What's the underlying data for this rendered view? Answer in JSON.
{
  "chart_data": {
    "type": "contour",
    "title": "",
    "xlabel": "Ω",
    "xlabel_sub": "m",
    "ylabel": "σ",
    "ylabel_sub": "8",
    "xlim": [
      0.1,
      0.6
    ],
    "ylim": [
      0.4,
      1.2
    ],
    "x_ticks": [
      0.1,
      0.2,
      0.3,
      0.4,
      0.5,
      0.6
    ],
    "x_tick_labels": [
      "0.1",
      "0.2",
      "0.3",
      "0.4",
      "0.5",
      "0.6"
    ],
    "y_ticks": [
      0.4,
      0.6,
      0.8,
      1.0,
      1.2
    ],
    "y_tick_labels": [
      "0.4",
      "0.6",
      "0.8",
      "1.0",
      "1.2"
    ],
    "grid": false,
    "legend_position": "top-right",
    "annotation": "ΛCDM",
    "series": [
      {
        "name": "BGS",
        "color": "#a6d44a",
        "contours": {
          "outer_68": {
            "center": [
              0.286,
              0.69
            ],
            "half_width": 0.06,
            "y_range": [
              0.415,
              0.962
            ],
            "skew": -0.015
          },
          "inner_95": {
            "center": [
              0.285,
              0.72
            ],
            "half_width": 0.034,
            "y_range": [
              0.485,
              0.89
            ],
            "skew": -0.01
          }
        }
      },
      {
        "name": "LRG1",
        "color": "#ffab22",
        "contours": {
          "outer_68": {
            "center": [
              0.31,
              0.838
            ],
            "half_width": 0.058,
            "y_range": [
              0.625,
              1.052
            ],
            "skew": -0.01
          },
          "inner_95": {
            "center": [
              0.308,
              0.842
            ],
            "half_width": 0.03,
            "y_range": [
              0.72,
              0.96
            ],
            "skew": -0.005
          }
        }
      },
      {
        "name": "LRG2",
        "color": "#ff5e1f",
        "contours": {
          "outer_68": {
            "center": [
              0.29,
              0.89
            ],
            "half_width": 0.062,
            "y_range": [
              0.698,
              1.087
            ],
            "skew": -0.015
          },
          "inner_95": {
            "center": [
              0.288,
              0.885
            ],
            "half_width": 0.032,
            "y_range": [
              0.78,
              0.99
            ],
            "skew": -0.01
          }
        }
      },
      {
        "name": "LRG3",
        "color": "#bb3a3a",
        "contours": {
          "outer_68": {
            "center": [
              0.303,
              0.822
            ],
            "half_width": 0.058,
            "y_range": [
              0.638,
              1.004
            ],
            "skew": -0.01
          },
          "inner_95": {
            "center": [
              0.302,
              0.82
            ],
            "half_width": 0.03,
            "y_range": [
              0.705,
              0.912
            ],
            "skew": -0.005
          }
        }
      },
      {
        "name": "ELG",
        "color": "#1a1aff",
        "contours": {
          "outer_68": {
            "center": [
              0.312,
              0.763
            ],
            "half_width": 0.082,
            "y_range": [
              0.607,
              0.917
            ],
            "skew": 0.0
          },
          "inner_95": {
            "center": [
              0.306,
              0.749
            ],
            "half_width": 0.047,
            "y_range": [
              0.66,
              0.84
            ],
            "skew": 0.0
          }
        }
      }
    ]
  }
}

++++++++++++++++++++

◆ **Required work**
Each entry is to be returned in full, character for character.

◆ **Answer to this exercise**
What's the underlying data for this rendered view? Answer in JSON.
{
  "chart_data": {
    "type": "contour",
    "title": "",
    "xlabel": "Ω",
    "xlabel_sub": "m",
    "ylabel": "σ",
    "ylabel_sub": "8",
    "xlim": [
      0.1,
      0.6
    ],
    "ylim": [
      0.4,
      1.2
    ],
    "x_ticks": [
      0.1,
      0.2,
      0.3,
      0.4,
      0.5,
      0.6
    ],
    "x_tick_labels": [
      "0.1",
      "0.2",
      "0.3",
      "0.4",
      "0.5",
      "0.6"
    ],
    "y_ticks": [
      0.4,
      0.6,
      0.8,
      1.0,
      1.2
    ],
    "y_tick_labels": [
      "0.4",
      "0.6",
      "0.8",
      "1.0",
      "1.2"
    ],
    "grid": false,
    "legend_position": "top-right",
    "annotation": "ΛCDM",
    "series": [
      {
        "name": "BGS",
        "color": "#a6d44a",
        "contours": {
          "outer_68": {
            "center": [
              0.286,
              0.69
            ],
            "half_width": 0.06,
            "y_range": [
              0.415,
              0.962
            ],
            "skew": -0.015
          },
          "inner_95": {
            "center": [
              0.285,
              0.72
            ],
            "half_width": 0.034,
            "y_range": [
              0.485,
              0.89
            ],
            "skew": -0.01
          }
        }
      },
      {
        "name": "LRG1",
        "color": "#ffab22",
        "contours": {
          "outer_68": {
            "center": [
              0.31,
              0.838
            ],
            "half_width": 0.058,
            "y_range": [
              0.625,
              1.052
            ],
            "skew": -0.01
          },
          "inner_95": {
            "center": [
              0.308,
              0.842
            ],
            "half_width": 0.03,
            "y_range": [
              0.72,
              0.96
            ],
            "skew": -0.005
          }
        }
      },
      {
        "name": "LRG2",
        "color": "#ff5e1f",
        "contours": {
          "outer_68": {
            "center": [
              0.29,
              0.89
            ],
            "half_width": 0.062,
            "y_range": [
              0.698,
              1.087
            ],
            "skew": -0.015
          },
          "inner_95": {
            "center": [
              0.288,
              0.885
            ],
            "half_width": 0.032,
            "y_range": [
              0.78,
              0.99
            ],
            "skew": -0.01
          }
        }
      },
      {
        "name": "LRG3",
        "color": "#bb3a3a",
        "contours": {
          "outer_68": {
            "center": [
              0.303,
              0.822
            ],
            "half_width": 0.058,
            "y_range": [
              0.638,
              1.004
            ],
            "skew": -0.01
          },
          "inner_95": {
            "center": [
              0.302,
              0.82
            ],
            "half_width": 0.03,
            "y_range": [
              0.705,
              0.912
            ],
            "skew": -0.005
          }
        }
      },
      {
        "name": "ELG",
        "color": "#1a1aff",
        "contours": {
          "outer_68": {
            "center": [
              0.312,
              0.763
            ],
            "half_width": 0.082,
            "y_range": [
              0.607,
              0.917
            ],
            "skew": 0.0
          },
          "inner_95": {
            "center": [
              0.306,
              0.749
            ],
            "half_width": 0.047,
            "y_range": [
              0.66,
              0.84
            ],
            "skew": 0.0
          }
        }
      }
    ]
  }
}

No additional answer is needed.